━━ Input
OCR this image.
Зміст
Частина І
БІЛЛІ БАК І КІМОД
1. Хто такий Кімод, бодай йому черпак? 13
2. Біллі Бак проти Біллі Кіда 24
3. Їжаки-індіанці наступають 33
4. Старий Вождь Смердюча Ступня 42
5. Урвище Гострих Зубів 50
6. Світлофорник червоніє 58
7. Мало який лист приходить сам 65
━━━━
> _Directive_:
Your task is to retype all of the records exactly.

> _Exercise result_:
OCR this image.
Зміст
Частина І
БІЛЛІ БАК І КІМОД
1. Хто такий Кімод, бодай йому черпак? 13
2. Біллі Бак проти Біллі Кіда 24
3. Їжаки-індіанці наступають 33
4. Старий Вождь Смердюча Ступня 42
5. Урвище Гострих Зубів 50
6. Світлофорник червоніє 58
7. Мало який лист приходить сам 65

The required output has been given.